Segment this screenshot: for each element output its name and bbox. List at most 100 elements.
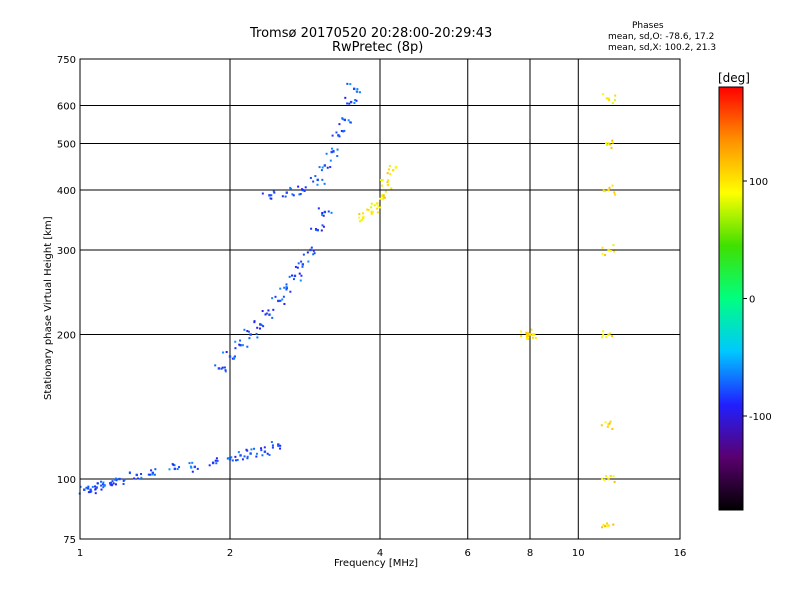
data-point [212,461,215,464]
data-point [239,454,242,457]
data-point [610,146,613,149]
data-point [607,142,610,145]
data-point [338,135,341,138]
data-point [215,457,218,460]
data-point [234,455,237,458]
data-point [336,148,339,151]
data-point [255,455,258,458]
data-point [609,420,612,423]
plot-frame [79,58,681,540]
data-point [381,195,384,198]
data-point [379,197,382,200]
data-point [355,99,358,102]
data-point [337,134,340,137]
data-point [303,189,306,192]
data-point [260,449,263,452]
data-point [271,444,274,447]
data-point [277,444,280,447]
data-point [265,312,268,315]
data-point [246,455,249,458]
data-point [314,228,317,231]
data-point [388,164,391,167]
data-point [343,129,346,132]
data-point [372,210,375,213]
data-point [607,248,610,252]
x-tick-label: 8 [527,548,533,559]
data-point [271,446,274,449]
data-point [527,334,530,337]
data-point [239,344,242,347]
data-point [277,299,280,303]
data-point [263,446,266,449]
data-point [382,194,385,197]
data-point [122,482,125,485]
data-point [607,97,610,100]
data-point [525,331,528,334]
data-point [103,484,106,487]
data-point [316,228,319,232]
data-point [87,487,90,490]
series-o-mode-f1-stratification [214,207,333,373]
data-point [277,443,280,446]
data-point [191,470,194,473]
data-point [284,195,287,198]
data-point [228,457,232,461]
data-point [90,490,93,493]
colorbar-tick-label: -100 [749,412,772,423]
data-point [381,179,384,182]
data-point [234,340,237,343]
y-tick-label: 400 [57,186,76,197]
data-point [330,211,333,214]
data-point [346,102,349,105]
data-point [243,328,246,331]
phases-legend-x-mode: mean, sd,X: 100.2, 21.3 [608,43,717,53]
data-point [384,190,387,193]
data-point [208,464,211,467]
data-point [316,183,319,186]
data-point [352,87,356,91]
data-point [214,364,217,367]
data-point [611,141,614,144]
data-point [268,194,271,197]
plot-grid [80,59,680,539]
data-point [231,459,234,462]
data-point [525,337,528,340]
data-point [264,313,267,316]
data-point [382,198,385,201]
phases-legend-o-mode: mean, sd,O: -78.6, 17.2 [608,32,715,42]
data-point [223,366,226,369]
data-point [262,325,265,328]
data-point [349,100,353,104]
data-point [289,290,292,293]
data-point [601,336,604,339]
data-point [609,249,612,252]
data-point [321,213,324,216]
data-point [285,283,288,286]
data-point [607,477,610,481]
data-point [612,244,615,247]
data-point [321,224,324,227]
data-point [611,102,614,105]
x-tick-label: 4 [377,548,383,559]
data-point [224,369,227,372]
data-point [340,129,343,132]
data-point [601,526,604,529]
data-point [100,488,103,491]
data-point [612,475,615,478]
data-point [343,118,347,122]
data-point [85,486,88,489]
colorbar-unit-label: [deg] [718,71,750,85]
data-point [609,143,612,146]
data-point [312,180,315,183]
data-point [281,298,284,301]
data-point [613,98,616,101]
data-point [230,456,233,459]
series-x-mode-interference-near-11-5-mhz [600,93,617,529]
data-point [173,464,176,467]
data-point [370,212,373,215]
data-point [260,447,263,450]
data-point [520,330,523,333]
data-point [376,211,379,214]
data-point [391,168,395,172]
data-point [178,466,181,469]
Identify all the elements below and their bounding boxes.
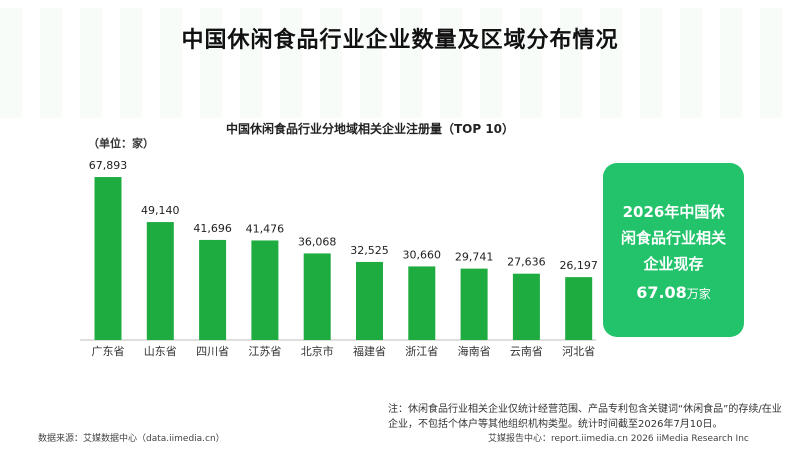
report-source: 艾媒报告中心：report.iimedia.cn 2026 iiMedia Re… bbox=[488, 434, 749, 444]
bar-5 bbox=[356, 261, 383, 340]
bar-0 bbox=[94, 177, 122, 340]
callout-value-line: 67.08万家 bbox=[636, 283, 711, 302]
x-tick-label-2: 四川省 bbox=[196, 345, 229, 358]
footnote: 注：休闲食品行业相关企业仅统计经营范围、产品专利包含关键词“休闲食品”的存续/在… bbox=[388, 404, 782, 430]
bar-4 bbox=[303, 253, 331, 340]
bar-value-label-1: 49,140 bbox=[141, 204, 180, 217]
bar-value-label-3: 41,476 bbox=[246, 222, 285, 235]
x-tick-label-3: 江苏省 bbox=[248, 345, 281, 358]
page-title: 中国休闲食品行业企业数量及区域分布情况 bbox=[181, 28, 619, 53]
x-tick-label-8: 云南省 bbox=[510, 345, 543, 358]
callout-value: 67.08 bbox=[636, 282, 687, 302]
x-tick-label-9: 河北省 bbox=[562, 345, 595, 358]
unit-label: （单位：家） bbox=[88, 137, 154, 150]
x-tick-label-5: 福建省 bbox=[353, 344, 386, 358]
callout-unit: 万家 bbox=[686, 286, 711, 301]
bar-value-label-4: 36,068 bbox=[298, 235, 337, 248]
bar-value-label-8: 27,636 bbox=[507, 256, 546, 269]
bar-7 bbox=[460, 268, 488, 340]
callout-text: 2026年中国休闲食品行业相关企业现存 bbox=[620, 202, 726, 273]
x-tick-label-7: 海南省 bbox=[458, 344, 491, 358]
bar-value-label-5: 32,525 bbox=[350, 244, 389, 257]
bar-8 bbox=[512, 273, 540, 340]
x-tick-label-4: 北京市 bbox=[301, 344, 334, 358]
data-source: 数据来源：艾媒数据中心（data.iimedia.cn） bbox=[38, 434, 225, 444]
summary-callout: 2026年中国休闲食品行业相关企业现存 67.08万家 bbox=[603, 163, 744, 337]
bar-1 bbox=[146, 222, 174, 340]
bar-value-label-9: 26,197 bbox=[559, 259, 598, 272]
bar-value-label-7: 29,741 bbox=[455, 251, 494, 264]
x-tick-label-6: 浙江省 bbox=[405, 345, 438, 358]
bar-value-label-0: 67,893 bbox=[89, 159, 128, 172]
bar-9 bbox=[565, 277, 593, 340]
bar-2 bbox=[199, 239, 227, 340]
bar-value-label-2: 41,696 bbox=[193, 222, 232, 235]
chart-title: 中国休闲食品行业分地域相关企业注册量（TOP 10） bbox=[225, 122, 515, 136]
x-tick-label-1: 山东省 bbox=[144, 345, 177, 358]
bar-3 bbox=[251, 240, 279, 340]
bar-value-label-6: 30,660 bbox=[403, 248, 442, 261]
bar-6 bbox=[408, 266, 436, 340]
x-tick-label-0: 广东省 bbox=[92, 345, 125, 358]
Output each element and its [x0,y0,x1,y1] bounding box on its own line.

= = =

• **SET EXERCISE**: Extract every line of the rows above exactly as it appears, omitting the pictures from your answer.

• **EXERCISE RESPONSE**:
Segment this screenshot: for each element output its name and bbox. List at most 100 elements.
data-point [212,461,215,464]
data-point [239,454,242,457]
data-point [610,146,613,149]
data-point [607,142,610,145]
data-point [338,135,341,138]
data-point [215,457,218,460]
data-point [234,455,237,458]
data-point [336,148,339,151]
data-point [255,455,258,458]
data-point [609,420,612,423]
plot-frame [79,58,681,540]
data-point [381,195,384,198]
data-point [379,197,382,200]
data-point [355,99,358,102]
data-point [337,134,340,137]
data-point [303,189,306,192]
data-point [260,449,263,452]
data-point [271,444,274,447]
data-point [277,444,280,447]
data-point [265,312,268,315]
data-point [246,455,249,458]
data-point [314,228,317,231]
data-point [388,164,391,167]
data-point [343,129,346,132]
data-point [372,210,375,213]
data-point [607,248,610,252]
x-tick-label: 8 [527,548,533,559]
data-point [271,446,274,449]
data-point [527,334,530,337]
data-point [239,344,242,347]
data-point [277,299,280,303]
data-point [263,446,266,449]
data-point [382,194,385,197]
data-point [122,482,125,485]
data-point [607,97,610,100]
data-point [525,331,528,334]
data-point [103,484,106,487]
data-point [316,228,319,232]
data-point [87,487,90,490]
series-o-mode-f1-stratification [214,207,333,373]
data-point [277,443,280,446]
data-point [191,470,194,473]
data-point [284,195,287,198]
data-point [228,457,232,461]
data-point [90,490,93,493]
colorbar-tick-label: -100 [749,412,772,423]
data-point [381,179,384,182]
data-point [234,340,237,343]
y-tick-label: 400 [57,186,76,197]
data-point [330,211,333,214]
data-point [346,102,349,105]
data-point [243,328,246,331]
phases-legend-x-mode: mean, sd,X: 100.2, 21.3 [608,43,717,53]
data-point [384,190,387,193]
data-point [208,464,211,467]
data-point [316,183,319,186]
data-point [352,87,356,91]
data-point [214,364,217,367]
data-point [611,141,614,144]
data-point [268,194,271,197]
plot-grid [80,59,680,539]
data-point [231,459,234,462]
data-point [525,337,528,340]
data-point [264,313,267,316]
data-point [382,198,385,201]
phases-legend-o-mode: mean, sd,O: -78.6, 17.2 [608,32,715,42]
data-point [223,366,226,369]
data-point [262,325,265,328]
data-point [349,100,353,104]
data-point [289,290,292,293]
data-point [601,336,604,339]
data-point [609,249,612,252]
data-point [321,213,324,216]
data-point [285,283,288,286]
data-point [607,477,610,481]
data-point [612,244,615,247]
data-point [321,224,324,227]
data-point [611,102,614,105]
x-tick-label: 4 [377,548,383,559]
data-point [224,369,227,372]
data-point [340,129,343,132]
data-point [601,526,604,529]
data-point [100,488,103,491]
data-point [612,475,615,478]
data-point [343,118,347,122]
data-point [85,486,88,489]
colorbar-unit-label: [deg] [718,71,750,85]
data-point [609,143,612,146]
data-point [312,180,315,183]
data-point [281,298,284,301]
data-point [613,98,616,101]
data-point [230,456,233,459]
series-x-mode-interference-near-11-5-mhz [600,93,617,529]
data-point [173,464,176,467]
data-point [370,212,373,215]
data-point [260,447,263,450]
data-point [520,330,523,333]
data-point [376,211,379,214]
data-point [391,168,395,172]
data-point [178,466,181,469]
Identify all the elements below and their bounding boxes.
report-source: 艾媒报告中心：report.iimedia.cn 2026 iiMedia Re… bbox=[488, 434, 749, 444]
bar-5 bbox=[356, 261, 383, 340]
bar-0 bbox=[94, 177, 122, 340]
callout-value-line: 67.08万家 bbox=[636, 283, 711, 302]
x-tick-label-2: 四川省 bbox=[196, 345, 229, 358]
footnote: 注：休闲食品行业相关企业仅统计经营范围、产品专利包含关键词“休闲食品”的存续/在… bbox=[388, 404, 782, 430]
bar-4 bbox=[303, 253, 331, 340]
bar-value-label-1: 49,140 bbox=[141, 204, 180, 217]
bar-value-label-3: 41,476 bbox=[246, 222, 285, 235]
x-tick-label-3: 江苏省 bbox=[248, 345, 281, 358]
page-title: 中国休闲食品行业企业数量及区域分布情况 bbox=[181, 28, 619, 53]
x-tick-label-8: 云南省 bbox=[510, 345, 543, 358]
callout-value: 67.08 bbox=[636, 282, 687, 302]
x-tick-label-9: 河北省 bbox=[562, 345, 595, 358]
unit-label: （单位：家） bbox=[88, 137, 154, 150]
x-tick-label-5: 福建省 bbox=[353, 344, 386, 358]
callout-unit: 万家 bbox=[686, 286, 711, 301]
bar-value-label-4: 36,068 bbox=[298, 235, 337, 248]
bar-value-label-8: 27,636 bbox=[507, 256, 546, 269]
bar-7 bbox=[460, 268, 488, 340]
callout-text: 2026年中国休闲食品行业相关企业现存 bbox=[620, 202, 726, 273]
x-tick-label-7: 海南省 bbox=[458, 344, 491, 358]
bar-value-label-5: 32,525 bbox=[350, 244, 389, 257]
bar-8 bbox=[512, 273, 540, 340]
x-tick-label-4: 北京市 bbox=[301, 344, 334, 358]
data-source: 数据来源：艾媒数据中心（data.iimedia.cn） bbox=[38, 434, 225, 444]
summary-callout: 2026年中国休闲食品行业相关企业现存 67.08万家 bbox=[603, 163, 744, 337]
bar-1 bbox=[146, 222, 174, 340]
bar-value-label-9: 26,197 bbox=[559, 259, 598, 272]
bar-value-label-7: 29,741 bbox=[455, 251, 494, 264]
x-tick-label-6: 浙江省 bbox=[405, 345, 438, 358]
bar-value-label-0: 67,893 bbox=[89, 159, 128, 172]
bar-9 bbox=[565, 277, 593, 340]
bar-2 bbox=[199, 239, 227, 340]
bar-value-label-2: 41,696 bbox=[193, 222, 232, 235]
chart-title: 中国休闲食品行业分地域相关企业注册量（TOP 10） bbox=[225, 122, 515, 136]
x-tick-label-1: 山东省 bbox=[144, 345, 177, 358]
bar-3 bbox=[251, 240, 279, 340]
bar-value-label-6: 30,660 bbox=[403, 248, 442, 261]
bar-6 bbox=[408, 266, 436, 340]
x-tick-label-0: 广东省 bbox=[92, 345, 125, 358]
Output each element and its [x0,y0,x1,y1] bounding box on its own line.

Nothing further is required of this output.